[TASK DIRECTIONS]:
Give every line again exactly as it appears, please, but not the pictures.

Extracted data entries:
______________________________
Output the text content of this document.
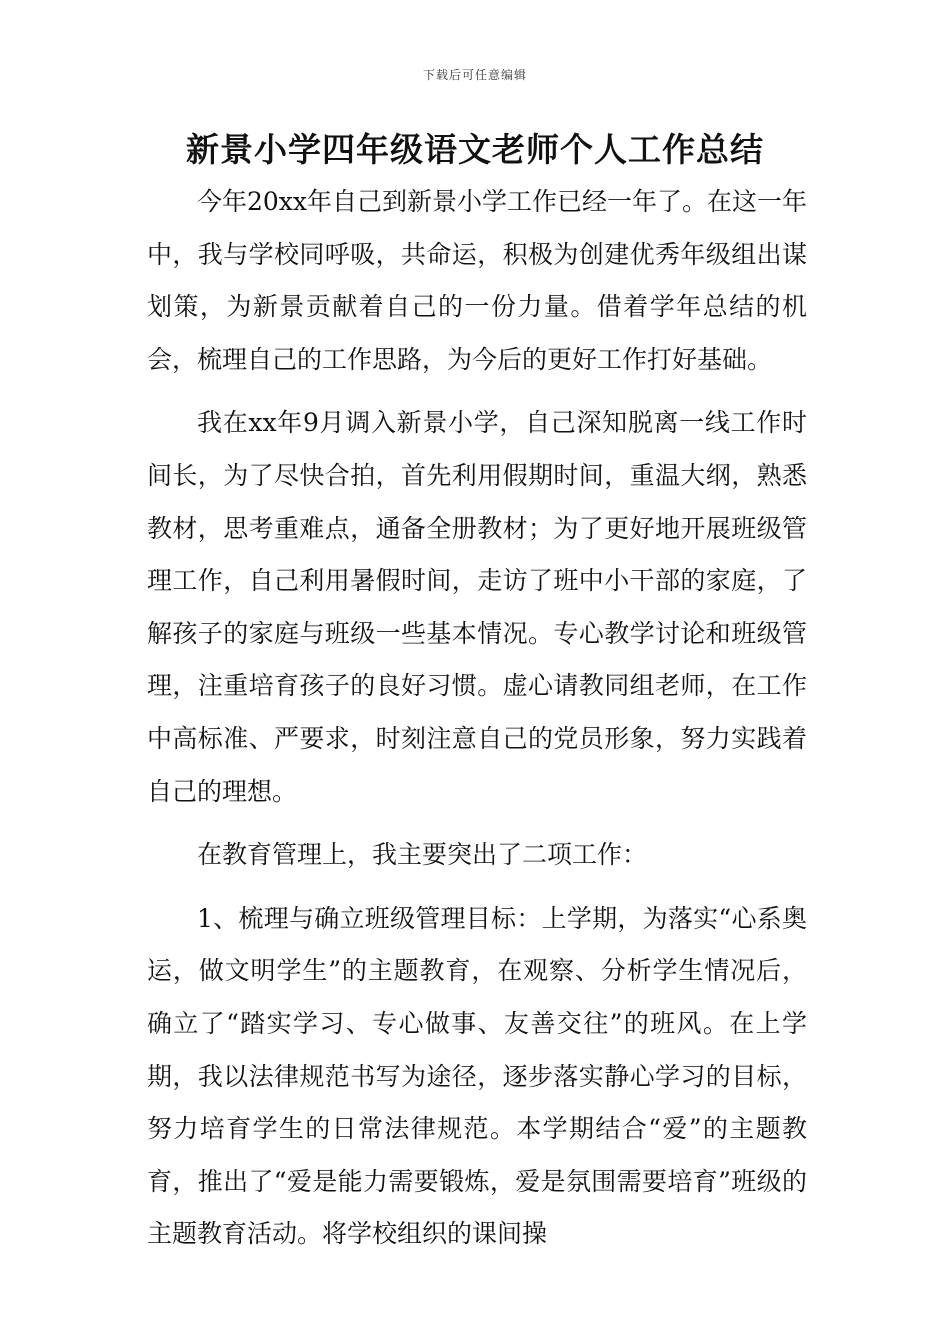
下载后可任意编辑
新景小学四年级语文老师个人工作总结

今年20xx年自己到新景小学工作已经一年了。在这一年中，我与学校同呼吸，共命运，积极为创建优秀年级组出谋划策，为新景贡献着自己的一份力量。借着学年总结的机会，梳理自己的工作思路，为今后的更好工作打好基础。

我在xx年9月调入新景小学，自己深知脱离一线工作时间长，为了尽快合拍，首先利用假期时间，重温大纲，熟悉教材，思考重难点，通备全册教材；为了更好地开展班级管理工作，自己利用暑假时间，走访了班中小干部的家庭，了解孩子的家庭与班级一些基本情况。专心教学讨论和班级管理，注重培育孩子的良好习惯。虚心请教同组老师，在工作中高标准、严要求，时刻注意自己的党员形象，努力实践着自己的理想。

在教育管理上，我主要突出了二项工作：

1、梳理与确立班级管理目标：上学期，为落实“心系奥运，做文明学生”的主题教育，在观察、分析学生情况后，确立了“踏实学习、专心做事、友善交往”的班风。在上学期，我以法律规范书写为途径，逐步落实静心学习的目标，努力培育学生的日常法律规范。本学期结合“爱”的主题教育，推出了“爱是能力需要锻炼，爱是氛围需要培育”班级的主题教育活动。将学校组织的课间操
______________________________
[SOLUTION FOR THIS EXERCISE]:
Output the text content of this document.
下载后可任意编辑
新景小学四年级语文老师个人工作总结

今年20xx年自己到新景小学工作已经一年了。在这一年中，我与学校同呼吸，共命运，积极为创建优秀年级组出谋划策，为新景贡献着自己的一份力量。借着学年总结的机会，梳理自己的工作思路，为今后的更好工作打好基础。

我在xx年9月调入新景小学，自己深知脱离一线工作时间长，为了尽快合拍，首先利用假期时间，重温大纲，熟悉教材，思考重难点，通备全册教材；为了更好地开展班级管理工作，自己利用暑假时间，走访了班中小干部的家庭，了解孩子的家庭与班级一些基本情况。专心教学讨论和班级管理，注重培育孩子的良好习惯。虚心请教同组老师，在工作中高标准、严要求，时刻注意自己的党员形象，努力实践着自己的理想。

在教育管理上，我主要突出了二项工作：

1、梳理与确立班级管理目标：上学期，为落实“心系奥运，做文明学生”的主题教育，在观察、分析学生情况后，确立了“踏实学习、专心做事、友善交往”的班风。在上学期，我以法律规范书写为途径，逐步落实静心学习的目标，努力培育学生的日常法律规范。本学期结合“爱”的主题教育，推出了“爱是能力需要锻炼，爱是氛围需要培育”班级的主题教育活动。将学校组织的课间操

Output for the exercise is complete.